(STORED ROWS):
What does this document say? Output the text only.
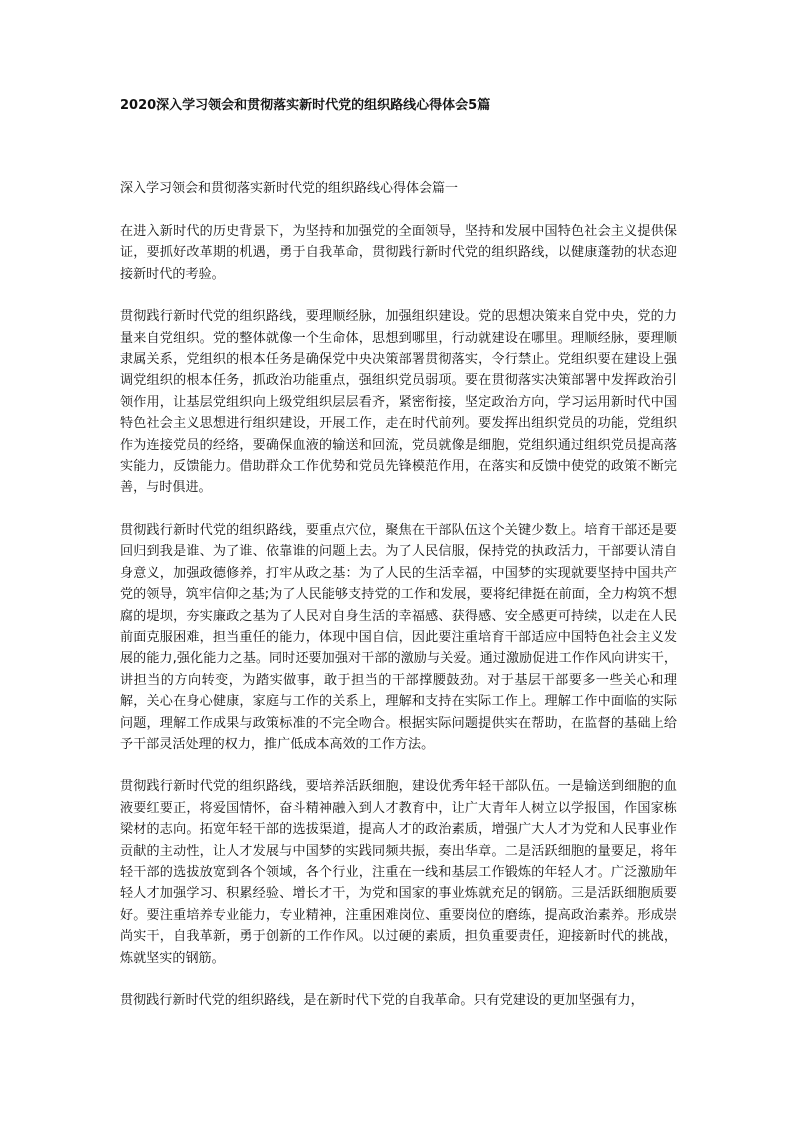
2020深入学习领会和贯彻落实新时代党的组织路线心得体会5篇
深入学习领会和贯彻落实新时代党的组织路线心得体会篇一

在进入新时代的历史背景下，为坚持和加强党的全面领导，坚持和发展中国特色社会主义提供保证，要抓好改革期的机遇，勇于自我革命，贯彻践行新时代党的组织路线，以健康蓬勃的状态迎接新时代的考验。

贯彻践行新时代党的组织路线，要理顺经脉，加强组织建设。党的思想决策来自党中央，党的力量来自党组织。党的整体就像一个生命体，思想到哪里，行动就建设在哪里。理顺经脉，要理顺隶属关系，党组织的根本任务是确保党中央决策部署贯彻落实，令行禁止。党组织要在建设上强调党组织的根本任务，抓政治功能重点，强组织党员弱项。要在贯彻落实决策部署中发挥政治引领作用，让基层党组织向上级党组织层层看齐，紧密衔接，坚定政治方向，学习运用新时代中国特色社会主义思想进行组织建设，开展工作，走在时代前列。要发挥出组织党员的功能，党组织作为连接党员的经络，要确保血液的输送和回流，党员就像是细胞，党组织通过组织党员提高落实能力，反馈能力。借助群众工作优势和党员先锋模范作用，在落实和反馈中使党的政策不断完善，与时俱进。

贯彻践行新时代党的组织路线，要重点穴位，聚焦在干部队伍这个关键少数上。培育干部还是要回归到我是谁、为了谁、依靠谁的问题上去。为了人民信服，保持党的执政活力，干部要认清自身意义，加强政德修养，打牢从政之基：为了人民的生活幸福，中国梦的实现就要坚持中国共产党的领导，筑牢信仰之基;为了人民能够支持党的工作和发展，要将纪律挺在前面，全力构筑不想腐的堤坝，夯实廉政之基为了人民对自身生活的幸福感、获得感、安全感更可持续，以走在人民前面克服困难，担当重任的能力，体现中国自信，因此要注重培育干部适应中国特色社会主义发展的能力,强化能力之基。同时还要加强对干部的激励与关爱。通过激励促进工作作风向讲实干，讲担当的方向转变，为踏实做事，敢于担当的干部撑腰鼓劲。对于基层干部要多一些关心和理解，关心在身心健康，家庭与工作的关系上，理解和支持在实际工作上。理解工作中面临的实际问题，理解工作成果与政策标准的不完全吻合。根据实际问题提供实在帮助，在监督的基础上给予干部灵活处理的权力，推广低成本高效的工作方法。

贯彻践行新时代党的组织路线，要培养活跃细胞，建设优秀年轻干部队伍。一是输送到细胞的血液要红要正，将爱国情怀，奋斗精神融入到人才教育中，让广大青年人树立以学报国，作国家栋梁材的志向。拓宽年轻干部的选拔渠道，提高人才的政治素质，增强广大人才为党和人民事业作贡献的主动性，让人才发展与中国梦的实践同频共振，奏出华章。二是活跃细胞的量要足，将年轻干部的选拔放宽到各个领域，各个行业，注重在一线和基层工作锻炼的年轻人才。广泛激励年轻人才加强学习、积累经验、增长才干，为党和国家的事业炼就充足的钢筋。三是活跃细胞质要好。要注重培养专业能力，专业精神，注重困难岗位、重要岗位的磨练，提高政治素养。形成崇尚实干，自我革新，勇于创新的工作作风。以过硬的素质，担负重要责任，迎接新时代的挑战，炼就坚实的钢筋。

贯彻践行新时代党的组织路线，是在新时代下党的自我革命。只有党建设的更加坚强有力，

* * *

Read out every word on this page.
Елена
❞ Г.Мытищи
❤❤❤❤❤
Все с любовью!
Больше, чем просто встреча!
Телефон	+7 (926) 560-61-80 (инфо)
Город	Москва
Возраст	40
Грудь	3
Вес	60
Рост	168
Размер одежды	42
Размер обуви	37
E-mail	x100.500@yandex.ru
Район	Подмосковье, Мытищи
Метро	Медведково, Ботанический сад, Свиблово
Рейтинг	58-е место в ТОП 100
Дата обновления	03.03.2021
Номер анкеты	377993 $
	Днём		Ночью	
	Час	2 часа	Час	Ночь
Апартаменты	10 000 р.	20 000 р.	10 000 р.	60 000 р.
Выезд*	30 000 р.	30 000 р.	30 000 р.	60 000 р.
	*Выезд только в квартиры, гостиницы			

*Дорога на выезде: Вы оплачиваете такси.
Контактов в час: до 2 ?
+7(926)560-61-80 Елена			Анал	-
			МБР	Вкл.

(WHAT THE TASK REQUIRES): Your task is to gather all lines from the entries above that hold the word "this".

(RESPONSE TO THE EXERCISE):
What does this document say? Output the text only.
Read out every word on this page.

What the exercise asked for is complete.